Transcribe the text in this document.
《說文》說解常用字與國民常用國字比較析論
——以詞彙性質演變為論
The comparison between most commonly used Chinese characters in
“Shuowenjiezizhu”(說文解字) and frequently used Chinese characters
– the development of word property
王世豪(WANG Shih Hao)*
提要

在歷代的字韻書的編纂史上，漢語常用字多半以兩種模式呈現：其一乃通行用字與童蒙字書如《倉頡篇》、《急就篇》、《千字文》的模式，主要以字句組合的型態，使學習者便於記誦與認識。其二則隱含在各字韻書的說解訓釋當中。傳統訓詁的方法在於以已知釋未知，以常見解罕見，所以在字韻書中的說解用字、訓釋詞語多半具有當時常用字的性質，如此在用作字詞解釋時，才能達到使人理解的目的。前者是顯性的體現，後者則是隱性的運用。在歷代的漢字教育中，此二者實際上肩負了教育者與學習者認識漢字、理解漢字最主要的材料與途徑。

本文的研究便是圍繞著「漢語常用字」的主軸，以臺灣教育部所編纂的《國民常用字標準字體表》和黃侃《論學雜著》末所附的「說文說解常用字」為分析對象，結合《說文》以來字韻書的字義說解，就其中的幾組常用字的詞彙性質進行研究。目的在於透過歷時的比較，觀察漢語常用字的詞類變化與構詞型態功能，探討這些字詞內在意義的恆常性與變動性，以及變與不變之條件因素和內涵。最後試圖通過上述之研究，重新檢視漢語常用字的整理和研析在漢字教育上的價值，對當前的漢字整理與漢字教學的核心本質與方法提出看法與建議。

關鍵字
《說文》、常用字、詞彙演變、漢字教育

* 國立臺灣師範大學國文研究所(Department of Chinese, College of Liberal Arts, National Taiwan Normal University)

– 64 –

__TASK GOAL__: Go through the listing above and pull out each line containing the word "Chinese".

__WRITTEN ANSWER__:
The comparison between most commonly used Chinese characters in
“Shuowenjiezizhu”(說文解字) and frequently used Chinese characters
* 國立臺灣師範大學國文研究所(Department of Chinese, College of Liberal Arts, National Taiwan Normal University)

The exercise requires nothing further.